Task brief —
Copy out lines with the word "参加用公款支付的宴请" from the material that follows.
#####
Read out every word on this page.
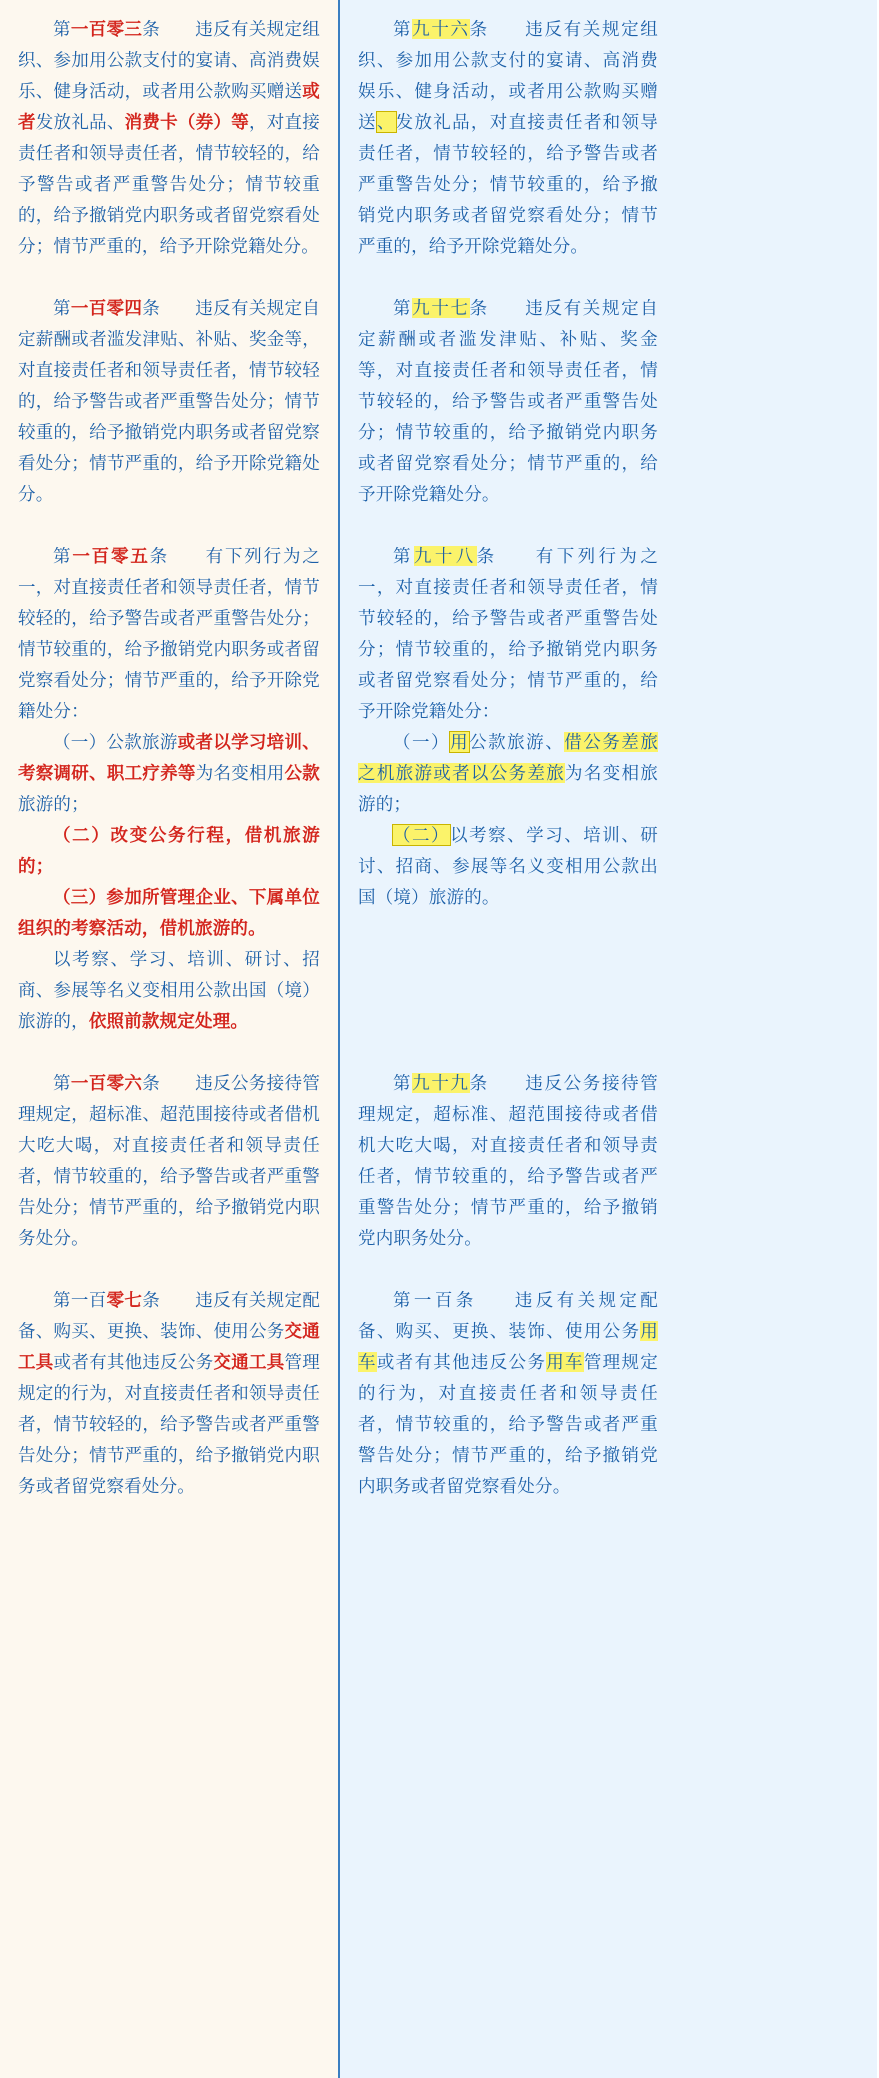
第一百零三条 违反有关规定组织、参加用公款支付的宴请、高消费娱乐、健身活动，或者用公款购买赠送或者发放礼品、消费卡（券）等，对直接责任者和领导责任者，情节较轻的，给予警告或者严重警告处分；情节较重的，给予撤销党内职务或者留党察看处分；情节严重的，给予开除党籍处分。

第一百零四条 违反有关规定自定薪酬或者滥发津贴、补贴、奖金等，对直接责任者和领导责任者，情节较轻的，给予警告或者严重警告处分；情节较重的，给予撤销党内职务或者留党察看处分；情节严重的，给予开除党籍处分。

第一百零五条 有下列行为之一，对直接责任者和领导责任者，情节较轻的，给予警告或者严重警告处分；情节较重的，给予撤销党内职务或者留党察看处分；情节严重的，给予开除党籍处分：

（一）公款旅游或者以学习培训、考察调研、职工疗养等为名变相用公款旅游的；

（二）改变公务行程，借机旅游的；

（三）参加所管理企业、下属单位组织的考察活动，借机旅游的。

以考察、学习、培训、研讨、招商、参展等名义变相用公款出国（境）旅游的，依照前款规定处理。

第一百零六条 违反公务接待管理规定，超标准、超范围接待或者借机大吃大喝，对直接责任者和领导责任者，情节较重的，给予警告或者严重警告处分；情节严重的，给予撤销党内职务处分。

第一百零七条 违反有关规定配备、购买、更换、装饰、使用公务交通工具或者有其他违反公务交通工具管理规定的行为，对直接责任者和领导责任者，情节较轻的，给予警告或者严重警告处分；情节严重的，给予撤销党内职务或者留党察看处分。

第九十六条 违反有关规定组织、参加用公款支付的宴请、高消费娱乐、健身活动，或者用公款购买赠送、发放礼品，对直接责任者和领导责任者，情节较轻的，给予警告或者严重警告处分；情节较重的，给予撤销党内职务或者留党察看处分；情节严重的，给予开除党籍处分。

第九十七条 违反有关规定自定薪酬或者滥发津贴、补贴、奖金等，对直接责任者和领导责任者，情节较轻的，给予警告或者严重警告处分；情节较重的，给予撤销党内职务或者留党察看处分；情节严重的，给予开除党籍处分。

第九十八条 有下列行为之一，对直接责任者和领导责任者，情节较轻的，给予警告或者严重警告处分；情节较重的，给予撤销党内职务或者留党察看处分；情节严重的，给予开除党籍处分：

（一）用公款旅游、借公务差旅之机旅游或者以公务差旅为名变相旅游的；

（二）以考察、学习、培训、研讨、招商、参展等名义变相用公款出国（境）旅游的。

第九十九条 违反公务接待管理规定，超标准、超范围接待或者借机大吃大喝，对直接责任者和领导责任者，情节较重的，给予警告或者严重警告处分；情节严重的，给予撤销党内职务处分。

第一百条 违反有关规定配备、购买、更换、装饰、使用公务用车或者有其他违反公务用车管理规定的行为，对直接责任者和领导责任者，情节较重的，给予警告或者严重警告处分；情节严重的，给予撤销党内职务或者留党察看处分。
#####
Result for this task —
第一百零三条 违反有关规定组织、参加用公款支付的宴请、高消费娱乐、健身活动，或者用公款购买赠送或者发放礼品、消费卡（券）等，对直接责任者和领导责任者，情节较轻的，给予警告或者严重警告处分；情节较重的，给予撤销党内职务或者留党察看处分；情节严重的，给予开除党籍处分。
第九十六条 违反有关规定组织、参加用公款支付的宴请、高消费娱乐、健身活动，或者用公款购买赠送、发放礼品，对直接责任者和领导责任者，情节较轻的，给予警告或者严重警告处分；情节较重的，给予撤销党内职务或者留党察看处分；情节严重的，给予开除党籍处分。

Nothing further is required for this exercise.